§ Instruction
Reproduce every one of the lines below word for word, omitting the pictures.

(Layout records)
================
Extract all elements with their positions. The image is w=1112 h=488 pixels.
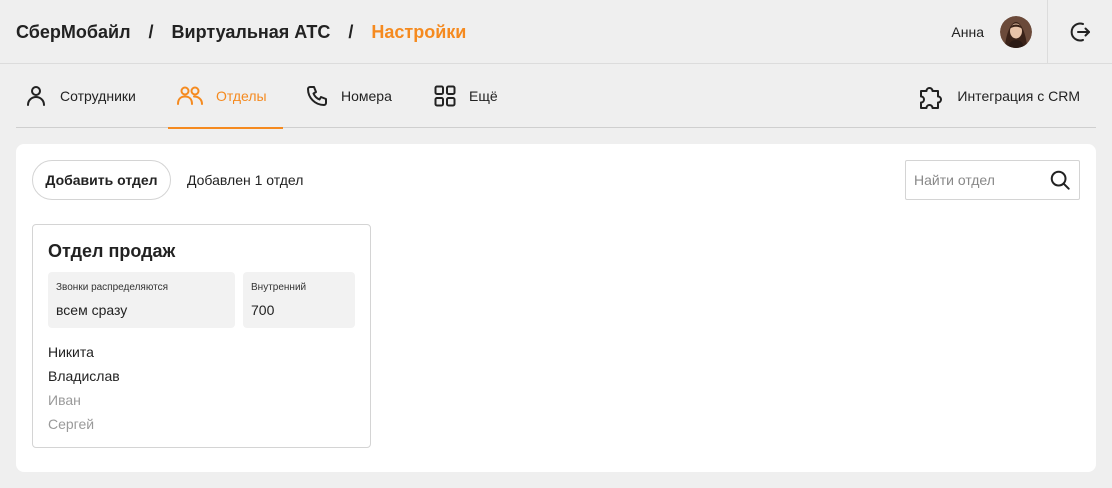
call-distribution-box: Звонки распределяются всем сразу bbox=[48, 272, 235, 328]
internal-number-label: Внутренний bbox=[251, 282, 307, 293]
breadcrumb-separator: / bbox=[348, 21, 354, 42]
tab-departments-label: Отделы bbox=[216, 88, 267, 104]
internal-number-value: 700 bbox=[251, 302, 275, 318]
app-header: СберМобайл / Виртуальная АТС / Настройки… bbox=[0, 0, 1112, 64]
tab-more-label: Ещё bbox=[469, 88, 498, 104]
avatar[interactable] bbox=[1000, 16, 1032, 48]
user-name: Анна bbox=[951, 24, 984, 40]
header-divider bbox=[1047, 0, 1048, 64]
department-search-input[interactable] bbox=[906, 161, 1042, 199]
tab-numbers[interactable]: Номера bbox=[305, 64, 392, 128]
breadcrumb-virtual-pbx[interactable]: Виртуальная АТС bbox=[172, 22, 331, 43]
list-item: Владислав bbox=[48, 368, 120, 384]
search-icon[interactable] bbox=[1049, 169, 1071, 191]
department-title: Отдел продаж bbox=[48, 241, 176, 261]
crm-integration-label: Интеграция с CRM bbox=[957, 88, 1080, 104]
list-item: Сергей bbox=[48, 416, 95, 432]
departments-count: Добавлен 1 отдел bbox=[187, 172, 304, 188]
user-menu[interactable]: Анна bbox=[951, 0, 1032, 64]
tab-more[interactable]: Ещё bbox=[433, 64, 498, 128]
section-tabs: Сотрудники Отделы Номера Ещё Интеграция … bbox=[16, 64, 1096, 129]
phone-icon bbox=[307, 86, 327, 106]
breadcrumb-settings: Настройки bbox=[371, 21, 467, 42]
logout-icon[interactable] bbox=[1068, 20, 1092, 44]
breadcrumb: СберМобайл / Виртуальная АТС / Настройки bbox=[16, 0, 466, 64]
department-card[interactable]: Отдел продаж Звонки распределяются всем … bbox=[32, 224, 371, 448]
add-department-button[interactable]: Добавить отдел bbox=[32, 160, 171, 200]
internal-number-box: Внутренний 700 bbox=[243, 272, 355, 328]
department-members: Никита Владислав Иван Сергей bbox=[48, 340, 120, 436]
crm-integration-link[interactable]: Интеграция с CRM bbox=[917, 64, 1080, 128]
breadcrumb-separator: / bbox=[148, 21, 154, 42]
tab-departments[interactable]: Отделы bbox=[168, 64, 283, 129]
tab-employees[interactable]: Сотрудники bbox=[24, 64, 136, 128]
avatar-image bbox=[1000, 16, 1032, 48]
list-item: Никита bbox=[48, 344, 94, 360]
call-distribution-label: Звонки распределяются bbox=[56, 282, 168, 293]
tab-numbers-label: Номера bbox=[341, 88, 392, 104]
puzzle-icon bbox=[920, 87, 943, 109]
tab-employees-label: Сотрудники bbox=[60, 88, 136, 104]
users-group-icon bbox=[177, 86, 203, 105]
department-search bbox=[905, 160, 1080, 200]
================
§ Response below
Extract all elements with their positions. The image is w=1112 h=488 pixels.
call-distribution-box: Звонки распределяются всем сразу bbox=[48, 272, 235, 328]
internal-number-label: Внутренний bbox=[251, 282, 307, 293]
breadcrumb-separator: / bbox=[348, 21, 354, 42]
tab-departments-label: Отделы bbox=[216, 88, 267, 104]
internal-number-value: 700 bbox=[251, 302, 275, 318]
app-header: СберМобайл / Виртуальная АТС / Настройки… bbox=[0, 0, 1112, 64]
tab-more-label: Ещё bbox=[469, 88, 498, 104]
avatar[interactable] bbox=[1000, 16, 1032, 48]
user-name: Анна bbox=[951, 24, 984, 40]
header-divider bbox=[1047, 0, 1048, 64]
department-search-input[interactable] bbox=[906, 161, 1042, 199]
tab-numbers[interactable]: Номера bbox=[305, 64, 392, 128]
breadcrumb-virtual-pbx[interactable]: Виртуальная АТС bbox=[172, 22, 331, 43]
list-item: Владислав bbox=[48, 368, 120, 384]
search-icon[interactable] bbox=[1049, 169, 1071, 191]
department-title: Отдел продаж bbox=[48, 241, 176, 261]
crm-integration-label: Интеграция с CRM bbox=[957, 88, 1080, 104]
list-item: Сергей bbox=[48, 416, 95, 432]
departments-count: Добавлен 1 отдел bbox=[187, 172, 304, 188]
user-menu[interactable]: Анна bbox=[951, 0, 1032, 64]
tab-more[interactable]: Ещё bbox=[433, 64, 498, 128]
section-tabs: Сотрудники Отделы Номера Ещё Интеграция … bbox=[16, 64, 1096, 129]
phone-icon bbox=[307, 86, 327, 106]
breadcrumb-settings: Настройки bbox=[371, 21, 467, 42]
logout-icon[interactable] bbox=[1068, 20, 1092, 44]
breadcrumb: СберМобайл / Виртуальная АТС / Настройки bbox=[16, 0, 466, 64]
department-card[interactable]: Отдел продаж Звонки распределяются всем … bbox=[32, 224, 371, 448]
add-department-button[interactable]: Добавить отдел bbox=[32, 160, 171, 200]
internal-number-box: Внутренний 700 bbox=[243, 272, 355, 328]
department-members: Никита Владислав Иван Сергей bbox=[48, 340, 120, 436]
crm-integration-link[interactable]: Интеграция с CRM bbox=[917, 64, 1080, 128]
breadcrumb-separator: / bbox=[148, 21, 154, 42]
tab-departments[interactable]: Отделы bbox=[168, 64, 283, 129]
tab-employees[interactable]: Сотрудники bbox=[24, 64, 136, 128]
avatar-image bbox=[1000, 16, 1032, 48]
list-item: Никита bbox=[48, 344, 94, 360]
call-distribution-label: Звонки распределяются bbox=[56, 282, 168, 293]
tab-numbers-label: Номера bbox=[341, 88, 392, 104]
puzzle-icon bbox=[920, 87, 943, 109]
tab-employees-label: Сотрудники bbox=[60, 88, 136, 104]
users-group-icon bbox=[177, 86, 203, 105]
department-search bbox=[905, 160, 1080, 200]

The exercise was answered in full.